The problem →
Below are the records. List every line holding the word "structured".

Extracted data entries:

++++

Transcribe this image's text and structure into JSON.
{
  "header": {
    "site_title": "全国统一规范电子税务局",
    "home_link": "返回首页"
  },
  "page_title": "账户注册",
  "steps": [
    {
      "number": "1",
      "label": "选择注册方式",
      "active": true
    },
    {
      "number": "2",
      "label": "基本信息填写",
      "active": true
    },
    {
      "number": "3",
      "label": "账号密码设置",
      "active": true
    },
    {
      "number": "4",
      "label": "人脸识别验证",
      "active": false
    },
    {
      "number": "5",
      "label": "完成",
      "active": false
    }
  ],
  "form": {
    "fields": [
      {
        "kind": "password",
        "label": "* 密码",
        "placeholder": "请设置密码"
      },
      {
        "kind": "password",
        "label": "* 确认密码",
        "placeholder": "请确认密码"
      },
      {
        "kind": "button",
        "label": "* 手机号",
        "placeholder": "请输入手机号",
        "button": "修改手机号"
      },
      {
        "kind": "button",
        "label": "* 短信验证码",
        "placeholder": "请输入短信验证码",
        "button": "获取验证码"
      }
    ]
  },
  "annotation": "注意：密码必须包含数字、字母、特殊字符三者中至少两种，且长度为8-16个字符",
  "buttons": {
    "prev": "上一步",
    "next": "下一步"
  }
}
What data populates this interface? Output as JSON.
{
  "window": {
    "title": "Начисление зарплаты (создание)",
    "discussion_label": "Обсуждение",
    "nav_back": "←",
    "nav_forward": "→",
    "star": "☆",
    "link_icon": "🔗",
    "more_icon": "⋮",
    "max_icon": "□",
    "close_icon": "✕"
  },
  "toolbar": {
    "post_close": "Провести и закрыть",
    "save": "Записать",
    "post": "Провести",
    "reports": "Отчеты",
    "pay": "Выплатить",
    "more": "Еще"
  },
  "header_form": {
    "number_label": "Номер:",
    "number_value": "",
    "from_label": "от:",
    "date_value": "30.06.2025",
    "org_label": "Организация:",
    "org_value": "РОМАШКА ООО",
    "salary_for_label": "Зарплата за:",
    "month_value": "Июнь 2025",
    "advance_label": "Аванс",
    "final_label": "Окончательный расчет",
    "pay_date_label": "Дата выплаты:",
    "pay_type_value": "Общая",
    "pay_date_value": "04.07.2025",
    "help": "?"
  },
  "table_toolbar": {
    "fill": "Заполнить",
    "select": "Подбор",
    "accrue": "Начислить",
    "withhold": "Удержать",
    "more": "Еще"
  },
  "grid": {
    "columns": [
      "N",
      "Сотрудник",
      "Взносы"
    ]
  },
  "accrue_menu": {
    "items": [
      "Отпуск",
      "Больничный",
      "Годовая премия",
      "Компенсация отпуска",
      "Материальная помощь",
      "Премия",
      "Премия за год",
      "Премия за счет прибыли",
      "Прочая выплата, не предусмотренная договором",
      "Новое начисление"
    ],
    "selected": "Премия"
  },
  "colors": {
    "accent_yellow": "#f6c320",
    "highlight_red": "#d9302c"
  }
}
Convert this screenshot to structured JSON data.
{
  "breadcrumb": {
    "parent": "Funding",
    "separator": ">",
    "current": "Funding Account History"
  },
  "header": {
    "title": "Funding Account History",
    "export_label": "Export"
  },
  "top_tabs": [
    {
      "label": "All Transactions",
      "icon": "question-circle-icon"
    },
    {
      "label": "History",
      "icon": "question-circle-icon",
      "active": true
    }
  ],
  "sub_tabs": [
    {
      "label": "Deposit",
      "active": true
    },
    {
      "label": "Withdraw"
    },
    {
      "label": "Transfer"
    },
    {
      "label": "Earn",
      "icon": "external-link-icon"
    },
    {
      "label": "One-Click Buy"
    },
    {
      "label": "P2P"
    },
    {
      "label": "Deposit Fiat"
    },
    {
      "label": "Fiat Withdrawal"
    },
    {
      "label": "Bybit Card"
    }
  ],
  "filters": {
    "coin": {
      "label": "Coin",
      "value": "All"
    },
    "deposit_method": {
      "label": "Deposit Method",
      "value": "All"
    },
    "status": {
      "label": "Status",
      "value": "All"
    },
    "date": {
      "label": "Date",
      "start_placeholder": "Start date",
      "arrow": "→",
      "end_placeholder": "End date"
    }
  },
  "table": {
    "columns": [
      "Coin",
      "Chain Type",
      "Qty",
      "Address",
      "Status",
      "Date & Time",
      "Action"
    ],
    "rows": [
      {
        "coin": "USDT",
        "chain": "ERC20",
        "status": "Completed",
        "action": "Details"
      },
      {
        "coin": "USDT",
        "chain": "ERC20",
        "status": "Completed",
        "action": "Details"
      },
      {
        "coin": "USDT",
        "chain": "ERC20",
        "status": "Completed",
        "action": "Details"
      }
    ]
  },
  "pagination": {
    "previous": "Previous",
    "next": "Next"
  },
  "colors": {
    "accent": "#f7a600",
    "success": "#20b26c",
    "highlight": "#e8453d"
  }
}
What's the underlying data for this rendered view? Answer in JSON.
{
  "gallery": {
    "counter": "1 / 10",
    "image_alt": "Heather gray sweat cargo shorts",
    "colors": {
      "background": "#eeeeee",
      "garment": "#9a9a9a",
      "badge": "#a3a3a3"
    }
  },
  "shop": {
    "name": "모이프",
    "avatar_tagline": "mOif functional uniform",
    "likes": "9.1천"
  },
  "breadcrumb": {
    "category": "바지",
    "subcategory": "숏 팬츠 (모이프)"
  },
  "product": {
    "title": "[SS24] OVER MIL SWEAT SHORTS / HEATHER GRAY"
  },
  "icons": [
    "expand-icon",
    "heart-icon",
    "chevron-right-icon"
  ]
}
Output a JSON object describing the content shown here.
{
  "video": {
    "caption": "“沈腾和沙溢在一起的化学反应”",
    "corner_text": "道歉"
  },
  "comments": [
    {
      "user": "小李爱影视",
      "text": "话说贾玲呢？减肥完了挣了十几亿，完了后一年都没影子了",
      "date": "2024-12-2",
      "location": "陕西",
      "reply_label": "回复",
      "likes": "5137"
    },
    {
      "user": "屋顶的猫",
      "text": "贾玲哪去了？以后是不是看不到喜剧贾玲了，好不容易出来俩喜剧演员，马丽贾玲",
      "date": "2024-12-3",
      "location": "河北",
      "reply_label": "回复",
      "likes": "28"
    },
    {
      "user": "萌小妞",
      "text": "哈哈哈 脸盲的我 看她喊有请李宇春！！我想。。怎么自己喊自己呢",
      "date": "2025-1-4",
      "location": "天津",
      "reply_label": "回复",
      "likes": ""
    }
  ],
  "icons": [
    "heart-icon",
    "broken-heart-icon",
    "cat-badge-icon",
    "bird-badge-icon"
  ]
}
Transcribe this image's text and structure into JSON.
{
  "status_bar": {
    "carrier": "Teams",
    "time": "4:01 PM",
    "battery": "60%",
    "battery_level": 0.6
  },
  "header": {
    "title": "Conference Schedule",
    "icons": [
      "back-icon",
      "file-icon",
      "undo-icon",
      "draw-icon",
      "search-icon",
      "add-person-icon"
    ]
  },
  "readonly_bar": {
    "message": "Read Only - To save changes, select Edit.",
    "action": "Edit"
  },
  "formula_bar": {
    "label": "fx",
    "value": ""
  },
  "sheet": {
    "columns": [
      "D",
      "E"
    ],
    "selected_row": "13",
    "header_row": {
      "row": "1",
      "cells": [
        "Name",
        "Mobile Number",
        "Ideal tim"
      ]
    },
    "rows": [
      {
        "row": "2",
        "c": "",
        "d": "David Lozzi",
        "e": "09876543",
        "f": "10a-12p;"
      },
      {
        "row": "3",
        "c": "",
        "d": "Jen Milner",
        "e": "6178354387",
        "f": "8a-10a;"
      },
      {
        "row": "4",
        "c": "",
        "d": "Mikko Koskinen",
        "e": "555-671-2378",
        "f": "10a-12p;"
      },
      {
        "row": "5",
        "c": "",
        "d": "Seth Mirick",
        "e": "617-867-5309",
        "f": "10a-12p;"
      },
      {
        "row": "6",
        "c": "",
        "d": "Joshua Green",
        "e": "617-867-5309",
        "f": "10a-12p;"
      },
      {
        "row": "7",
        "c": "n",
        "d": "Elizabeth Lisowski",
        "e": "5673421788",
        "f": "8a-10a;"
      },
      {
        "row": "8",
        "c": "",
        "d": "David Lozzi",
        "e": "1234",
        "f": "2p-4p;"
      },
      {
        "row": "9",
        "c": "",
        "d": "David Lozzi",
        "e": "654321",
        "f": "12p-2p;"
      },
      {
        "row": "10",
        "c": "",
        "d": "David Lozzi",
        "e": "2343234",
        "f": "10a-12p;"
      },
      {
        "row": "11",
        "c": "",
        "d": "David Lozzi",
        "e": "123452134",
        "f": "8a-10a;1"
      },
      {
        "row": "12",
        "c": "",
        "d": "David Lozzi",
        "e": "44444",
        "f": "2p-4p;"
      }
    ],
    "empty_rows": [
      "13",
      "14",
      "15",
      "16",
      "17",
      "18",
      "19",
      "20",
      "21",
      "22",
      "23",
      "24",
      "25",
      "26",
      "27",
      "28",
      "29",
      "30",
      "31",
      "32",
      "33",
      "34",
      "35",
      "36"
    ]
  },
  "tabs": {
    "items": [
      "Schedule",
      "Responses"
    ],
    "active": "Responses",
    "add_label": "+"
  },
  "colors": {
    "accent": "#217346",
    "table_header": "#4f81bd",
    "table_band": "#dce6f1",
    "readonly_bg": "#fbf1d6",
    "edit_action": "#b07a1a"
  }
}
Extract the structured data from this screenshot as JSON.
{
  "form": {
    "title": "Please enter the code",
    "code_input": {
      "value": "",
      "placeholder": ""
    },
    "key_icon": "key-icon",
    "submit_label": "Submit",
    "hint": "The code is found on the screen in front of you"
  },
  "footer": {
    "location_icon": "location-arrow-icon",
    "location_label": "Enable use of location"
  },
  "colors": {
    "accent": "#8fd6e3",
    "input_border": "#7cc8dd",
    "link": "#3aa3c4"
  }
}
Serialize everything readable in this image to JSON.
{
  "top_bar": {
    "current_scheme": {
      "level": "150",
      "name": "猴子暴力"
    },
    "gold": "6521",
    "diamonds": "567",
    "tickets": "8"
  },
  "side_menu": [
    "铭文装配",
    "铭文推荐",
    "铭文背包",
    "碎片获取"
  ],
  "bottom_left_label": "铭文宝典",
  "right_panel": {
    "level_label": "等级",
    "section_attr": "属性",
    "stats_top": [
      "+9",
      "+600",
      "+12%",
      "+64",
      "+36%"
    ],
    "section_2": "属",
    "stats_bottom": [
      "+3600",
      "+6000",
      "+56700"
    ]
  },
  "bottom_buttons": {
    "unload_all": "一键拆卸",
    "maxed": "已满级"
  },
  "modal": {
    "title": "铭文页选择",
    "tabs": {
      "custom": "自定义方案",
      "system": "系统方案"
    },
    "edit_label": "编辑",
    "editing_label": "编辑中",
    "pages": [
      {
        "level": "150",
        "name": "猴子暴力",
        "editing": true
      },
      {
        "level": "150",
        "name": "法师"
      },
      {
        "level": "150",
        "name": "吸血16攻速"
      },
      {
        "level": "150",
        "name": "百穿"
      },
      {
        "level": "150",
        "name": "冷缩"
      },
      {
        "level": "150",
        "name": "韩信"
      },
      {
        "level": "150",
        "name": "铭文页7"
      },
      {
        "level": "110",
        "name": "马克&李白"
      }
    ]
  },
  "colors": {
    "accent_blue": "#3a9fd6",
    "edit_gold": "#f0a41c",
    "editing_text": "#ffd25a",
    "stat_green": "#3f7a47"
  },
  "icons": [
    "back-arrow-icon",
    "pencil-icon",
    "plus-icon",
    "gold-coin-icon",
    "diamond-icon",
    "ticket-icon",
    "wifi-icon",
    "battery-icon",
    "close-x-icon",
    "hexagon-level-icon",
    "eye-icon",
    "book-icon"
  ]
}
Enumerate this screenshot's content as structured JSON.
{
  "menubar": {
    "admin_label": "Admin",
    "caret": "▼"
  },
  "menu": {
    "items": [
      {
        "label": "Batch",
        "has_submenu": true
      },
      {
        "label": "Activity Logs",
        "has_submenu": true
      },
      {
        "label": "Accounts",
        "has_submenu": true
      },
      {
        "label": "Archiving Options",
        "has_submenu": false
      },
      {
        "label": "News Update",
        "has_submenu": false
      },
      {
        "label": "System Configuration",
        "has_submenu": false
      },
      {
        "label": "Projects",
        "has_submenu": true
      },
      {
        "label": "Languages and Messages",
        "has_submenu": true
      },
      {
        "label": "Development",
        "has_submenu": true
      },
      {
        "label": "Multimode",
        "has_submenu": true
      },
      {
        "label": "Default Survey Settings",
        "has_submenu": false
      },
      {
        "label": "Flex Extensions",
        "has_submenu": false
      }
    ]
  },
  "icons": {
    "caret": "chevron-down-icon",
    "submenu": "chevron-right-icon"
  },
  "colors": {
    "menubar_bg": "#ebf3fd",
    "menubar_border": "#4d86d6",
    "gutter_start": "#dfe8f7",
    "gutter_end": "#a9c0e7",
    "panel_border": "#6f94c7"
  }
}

++++

Solution for this task →
Convert this screenshot to structured JSON data.
Extract the structured data from this screenshot as JSON.
Enumerate this screenshot's content as structured JSON.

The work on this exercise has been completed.